Copy out all the lines where "ylabel" shows up.

**DATA LINES**
Begin

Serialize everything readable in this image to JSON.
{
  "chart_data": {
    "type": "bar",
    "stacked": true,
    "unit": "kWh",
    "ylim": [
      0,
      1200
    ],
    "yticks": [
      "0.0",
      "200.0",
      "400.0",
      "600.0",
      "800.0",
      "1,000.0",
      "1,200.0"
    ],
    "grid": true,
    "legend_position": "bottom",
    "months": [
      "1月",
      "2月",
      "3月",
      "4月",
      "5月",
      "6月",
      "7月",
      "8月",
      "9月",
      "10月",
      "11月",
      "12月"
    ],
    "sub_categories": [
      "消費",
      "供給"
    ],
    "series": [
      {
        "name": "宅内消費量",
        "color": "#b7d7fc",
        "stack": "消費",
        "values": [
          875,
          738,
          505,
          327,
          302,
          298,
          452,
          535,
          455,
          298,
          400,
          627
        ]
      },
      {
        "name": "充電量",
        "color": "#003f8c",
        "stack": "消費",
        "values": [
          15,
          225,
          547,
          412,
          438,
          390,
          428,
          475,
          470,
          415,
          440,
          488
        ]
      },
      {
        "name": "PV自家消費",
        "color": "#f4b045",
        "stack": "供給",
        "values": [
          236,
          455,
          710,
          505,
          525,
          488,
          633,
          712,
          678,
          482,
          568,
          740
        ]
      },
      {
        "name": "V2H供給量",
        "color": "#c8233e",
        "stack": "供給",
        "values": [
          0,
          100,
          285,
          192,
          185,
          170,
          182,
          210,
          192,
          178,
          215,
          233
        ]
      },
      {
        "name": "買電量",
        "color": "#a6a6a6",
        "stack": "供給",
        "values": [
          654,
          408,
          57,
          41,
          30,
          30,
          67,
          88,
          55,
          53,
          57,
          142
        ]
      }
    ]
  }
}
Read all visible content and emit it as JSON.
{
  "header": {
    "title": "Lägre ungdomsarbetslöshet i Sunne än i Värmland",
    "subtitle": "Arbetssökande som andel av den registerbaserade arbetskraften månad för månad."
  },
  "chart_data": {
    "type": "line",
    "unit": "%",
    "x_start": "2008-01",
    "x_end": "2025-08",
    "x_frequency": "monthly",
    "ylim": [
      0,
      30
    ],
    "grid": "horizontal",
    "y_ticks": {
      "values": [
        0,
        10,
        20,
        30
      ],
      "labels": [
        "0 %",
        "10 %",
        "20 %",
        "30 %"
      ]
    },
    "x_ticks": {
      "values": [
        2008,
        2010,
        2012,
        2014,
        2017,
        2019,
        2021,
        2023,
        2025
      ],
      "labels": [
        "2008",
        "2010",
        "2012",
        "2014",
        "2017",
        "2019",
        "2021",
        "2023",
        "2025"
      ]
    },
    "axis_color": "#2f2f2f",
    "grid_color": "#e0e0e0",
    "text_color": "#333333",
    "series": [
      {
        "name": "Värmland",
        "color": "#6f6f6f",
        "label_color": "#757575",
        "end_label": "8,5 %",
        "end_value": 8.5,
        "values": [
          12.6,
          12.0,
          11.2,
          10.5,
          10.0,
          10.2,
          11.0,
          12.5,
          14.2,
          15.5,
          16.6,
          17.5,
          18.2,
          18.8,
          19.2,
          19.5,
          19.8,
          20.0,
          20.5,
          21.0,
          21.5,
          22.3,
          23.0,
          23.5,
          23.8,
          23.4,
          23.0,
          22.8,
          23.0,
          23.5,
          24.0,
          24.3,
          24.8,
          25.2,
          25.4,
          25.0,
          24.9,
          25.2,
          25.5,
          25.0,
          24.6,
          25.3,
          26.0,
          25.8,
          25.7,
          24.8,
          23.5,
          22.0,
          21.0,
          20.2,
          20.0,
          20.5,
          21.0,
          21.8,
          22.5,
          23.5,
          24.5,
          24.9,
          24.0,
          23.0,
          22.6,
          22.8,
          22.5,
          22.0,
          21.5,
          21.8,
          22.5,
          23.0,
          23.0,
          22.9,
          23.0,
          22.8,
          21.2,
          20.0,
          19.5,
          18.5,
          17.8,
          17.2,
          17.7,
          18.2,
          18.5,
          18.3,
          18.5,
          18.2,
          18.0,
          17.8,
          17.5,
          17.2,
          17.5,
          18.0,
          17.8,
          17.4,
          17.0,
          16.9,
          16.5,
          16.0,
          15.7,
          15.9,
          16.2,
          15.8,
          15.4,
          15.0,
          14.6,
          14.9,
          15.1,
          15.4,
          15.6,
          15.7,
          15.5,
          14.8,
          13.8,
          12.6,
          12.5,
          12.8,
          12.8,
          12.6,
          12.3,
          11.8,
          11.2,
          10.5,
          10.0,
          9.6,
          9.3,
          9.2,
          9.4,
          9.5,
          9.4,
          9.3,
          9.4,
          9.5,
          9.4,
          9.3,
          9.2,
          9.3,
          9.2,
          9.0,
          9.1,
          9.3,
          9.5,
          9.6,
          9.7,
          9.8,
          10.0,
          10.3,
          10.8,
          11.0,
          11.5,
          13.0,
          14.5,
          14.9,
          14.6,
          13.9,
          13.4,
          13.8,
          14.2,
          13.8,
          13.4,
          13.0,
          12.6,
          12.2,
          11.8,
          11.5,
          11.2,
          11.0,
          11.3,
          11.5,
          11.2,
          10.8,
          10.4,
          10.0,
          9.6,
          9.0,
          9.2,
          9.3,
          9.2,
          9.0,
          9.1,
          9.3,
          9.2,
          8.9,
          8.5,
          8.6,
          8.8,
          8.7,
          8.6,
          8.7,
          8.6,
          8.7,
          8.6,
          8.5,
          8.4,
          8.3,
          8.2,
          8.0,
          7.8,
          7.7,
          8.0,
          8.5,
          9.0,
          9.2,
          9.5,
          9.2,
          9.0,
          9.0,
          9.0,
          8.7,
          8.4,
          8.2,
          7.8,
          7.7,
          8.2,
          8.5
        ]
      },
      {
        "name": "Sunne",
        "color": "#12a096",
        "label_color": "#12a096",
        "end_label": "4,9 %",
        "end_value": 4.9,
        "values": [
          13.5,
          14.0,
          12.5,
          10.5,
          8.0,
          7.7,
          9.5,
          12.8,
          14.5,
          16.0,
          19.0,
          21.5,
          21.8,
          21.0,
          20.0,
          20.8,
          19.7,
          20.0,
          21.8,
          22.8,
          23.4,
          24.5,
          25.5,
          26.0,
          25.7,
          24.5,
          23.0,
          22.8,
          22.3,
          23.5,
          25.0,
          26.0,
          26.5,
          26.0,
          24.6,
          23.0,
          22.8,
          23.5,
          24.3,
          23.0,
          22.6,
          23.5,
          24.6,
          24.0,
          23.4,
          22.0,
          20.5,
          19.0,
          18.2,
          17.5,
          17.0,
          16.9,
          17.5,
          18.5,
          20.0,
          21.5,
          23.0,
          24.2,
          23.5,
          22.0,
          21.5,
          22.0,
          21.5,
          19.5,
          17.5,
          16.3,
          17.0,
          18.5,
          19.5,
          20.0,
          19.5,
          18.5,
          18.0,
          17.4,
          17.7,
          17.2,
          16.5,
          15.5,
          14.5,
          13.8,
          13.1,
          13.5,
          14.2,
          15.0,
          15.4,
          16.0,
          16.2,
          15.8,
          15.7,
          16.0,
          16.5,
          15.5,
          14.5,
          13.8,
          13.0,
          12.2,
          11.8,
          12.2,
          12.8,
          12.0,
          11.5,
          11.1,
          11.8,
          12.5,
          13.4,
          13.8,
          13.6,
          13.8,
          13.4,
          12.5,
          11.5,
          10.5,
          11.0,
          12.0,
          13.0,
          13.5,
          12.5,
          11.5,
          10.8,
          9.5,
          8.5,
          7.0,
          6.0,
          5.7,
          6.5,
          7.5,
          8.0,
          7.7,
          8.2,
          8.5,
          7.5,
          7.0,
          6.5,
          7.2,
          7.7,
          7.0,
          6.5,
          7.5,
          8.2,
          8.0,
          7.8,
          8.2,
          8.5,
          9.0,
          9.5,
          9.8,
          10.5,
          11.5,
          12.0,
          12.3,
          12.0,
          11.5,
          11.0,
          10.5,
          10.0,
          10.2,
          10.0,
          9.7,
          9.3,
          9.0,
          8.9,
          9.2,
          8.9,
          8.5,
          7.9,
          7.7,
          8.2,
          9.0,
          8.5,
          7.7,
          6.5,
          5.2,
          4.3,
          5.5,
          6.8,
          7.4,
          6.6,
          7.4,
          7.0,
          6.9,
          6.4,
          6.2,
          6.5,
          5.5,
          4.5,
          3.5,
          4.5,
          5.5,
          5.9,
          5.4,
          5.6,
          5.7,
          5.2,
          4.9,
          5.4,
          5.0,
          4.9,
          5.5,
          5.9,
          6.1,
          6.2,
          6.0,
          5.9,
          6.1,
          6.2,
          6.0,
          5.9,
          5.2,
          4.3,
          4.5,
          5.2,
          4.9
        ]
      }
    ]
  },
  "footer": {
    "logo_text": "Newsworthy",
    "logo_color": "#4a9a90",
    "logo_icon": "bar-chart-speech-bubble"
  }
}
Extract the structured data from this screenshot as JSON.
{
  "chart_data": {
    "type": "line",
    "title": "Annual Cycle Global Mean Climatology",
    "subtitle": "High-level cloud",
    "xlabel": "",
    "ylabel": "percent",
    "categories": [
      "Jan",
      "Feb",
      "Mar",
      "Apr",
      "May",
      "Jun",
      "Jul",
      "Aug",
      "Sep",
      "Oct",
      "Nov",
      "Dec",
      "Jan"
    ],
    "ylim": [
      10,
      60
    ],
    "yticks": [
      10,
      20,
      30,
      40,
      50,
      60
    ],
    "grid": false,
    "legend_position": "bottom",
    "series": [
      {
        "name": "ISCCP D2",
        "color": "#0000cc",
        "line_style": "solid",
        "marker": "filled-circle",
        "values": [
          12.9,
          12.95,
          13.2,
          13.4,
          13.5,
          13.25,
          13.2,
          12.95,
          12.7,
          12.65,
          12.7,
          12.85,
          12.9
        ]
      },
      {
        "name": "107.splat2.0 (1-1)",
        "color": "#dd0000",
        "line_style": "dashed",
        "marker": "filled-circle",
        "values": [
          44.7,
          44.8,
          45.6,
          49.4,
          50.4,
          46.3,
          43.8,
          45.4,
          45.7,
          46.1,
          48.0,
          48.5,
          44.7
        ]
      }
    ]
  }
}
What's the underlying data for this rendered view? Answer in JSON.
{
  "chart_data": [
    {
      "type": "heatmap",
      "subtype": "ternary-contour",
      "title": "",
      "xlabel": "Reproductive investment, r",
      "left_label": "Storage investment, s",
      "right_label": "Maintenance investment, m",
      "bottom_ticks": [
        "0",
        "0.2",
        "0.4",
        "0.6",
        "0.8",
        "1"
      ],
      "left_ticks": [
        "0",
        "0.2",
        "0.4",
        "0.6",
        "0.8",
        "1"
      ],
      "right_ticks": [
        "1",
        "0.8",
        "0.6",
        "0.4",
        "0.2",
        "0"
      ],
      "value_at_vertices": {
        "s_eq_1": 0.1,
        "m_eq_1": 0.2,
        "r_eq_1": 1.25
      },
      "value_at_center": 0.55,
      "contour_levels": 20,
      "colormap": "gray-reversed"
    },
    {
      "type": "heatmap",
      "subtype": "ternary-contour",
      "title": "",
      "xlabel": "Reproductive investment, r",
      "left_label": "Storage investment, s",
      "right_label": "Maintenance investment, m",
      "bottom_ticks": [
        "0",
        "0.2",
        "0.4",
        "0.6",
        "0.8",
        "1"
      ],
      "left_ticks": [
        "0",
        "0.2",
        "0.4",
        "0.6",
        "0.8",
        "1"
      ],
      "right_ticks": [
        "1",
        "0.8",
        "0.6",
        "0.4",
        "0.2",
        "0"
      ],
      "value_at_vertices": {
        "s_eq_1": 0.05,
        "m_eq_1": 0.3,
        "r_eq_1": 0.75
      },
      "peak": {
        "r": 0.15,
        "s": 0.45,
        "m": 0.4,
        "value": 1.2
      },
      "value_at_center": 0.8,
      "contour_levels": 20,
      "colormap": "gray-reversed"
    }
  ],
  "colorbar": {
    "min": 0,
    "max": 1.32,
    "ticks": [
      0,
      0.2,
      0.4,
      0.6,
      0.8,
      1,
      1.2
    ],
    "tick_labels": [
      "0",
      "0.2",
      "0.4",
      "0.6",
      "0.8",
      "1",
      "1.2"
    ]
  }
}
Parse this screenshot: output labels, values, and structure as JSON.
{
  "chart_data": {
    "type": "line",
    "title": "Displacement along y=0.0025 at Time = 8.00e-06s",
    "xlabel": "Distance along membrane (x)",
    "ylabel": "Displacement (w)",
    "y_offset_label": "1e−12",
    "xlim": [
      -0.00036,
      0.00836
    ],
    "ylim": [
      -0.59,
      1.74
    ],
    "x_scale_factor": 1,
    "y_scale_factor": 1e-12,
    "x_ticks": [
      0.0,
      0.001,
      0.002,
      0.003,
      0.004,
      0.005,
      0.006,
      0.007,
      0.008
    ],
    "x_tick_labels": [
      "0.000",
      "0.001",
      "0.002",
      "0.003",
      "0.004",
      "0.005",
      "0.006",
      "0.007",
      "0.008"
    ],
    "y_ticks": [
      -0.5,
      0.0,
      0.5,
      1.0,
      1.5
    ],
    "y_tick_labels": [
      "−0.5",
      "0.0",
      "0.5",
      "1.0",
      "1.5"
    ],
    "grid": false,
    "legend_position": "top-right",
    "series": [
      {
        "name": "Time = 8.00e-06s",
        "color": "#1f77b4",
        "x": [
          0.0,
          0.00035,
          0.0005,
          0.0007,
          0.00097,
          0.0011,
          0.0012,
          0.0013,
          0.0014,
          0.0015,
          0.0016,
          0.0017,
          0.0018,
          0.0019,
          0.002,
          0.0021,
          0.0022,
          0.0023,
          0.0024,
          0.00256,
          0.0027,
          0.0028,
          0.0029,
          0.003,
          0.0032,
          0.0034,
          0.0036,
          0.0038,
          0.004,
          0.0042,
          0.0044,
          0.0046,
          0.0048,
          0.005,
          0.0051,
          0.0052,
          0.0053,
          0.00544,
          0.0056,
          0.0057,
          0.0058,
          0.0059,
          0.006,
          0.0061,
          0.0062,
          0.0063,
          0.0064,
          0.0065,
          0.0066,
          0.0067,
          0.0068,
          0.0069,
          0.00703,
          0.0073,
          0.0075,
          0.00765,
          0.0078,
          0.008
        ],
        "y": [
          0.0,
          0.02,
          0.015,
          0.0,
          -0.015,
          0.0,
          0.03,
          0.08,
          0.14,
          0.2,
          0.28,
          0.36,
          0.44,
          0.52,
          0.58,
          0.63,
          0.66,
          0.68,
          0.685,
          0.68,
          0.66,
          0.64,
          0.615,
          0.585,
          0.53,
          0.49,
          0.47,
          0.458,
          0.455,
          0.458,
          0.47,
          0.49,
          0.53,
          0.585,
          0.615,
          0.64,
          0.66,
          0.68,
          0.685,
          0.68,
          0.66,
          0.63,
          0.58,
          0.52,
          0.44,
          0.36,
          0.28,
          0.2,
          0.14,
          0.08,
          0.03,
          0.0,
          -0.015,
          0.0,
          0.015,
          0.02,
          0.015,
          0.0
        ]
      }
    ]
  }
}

End

**THE RESULT**
    "ylabel": "percent",
    "ylabel": "Displacement (w)",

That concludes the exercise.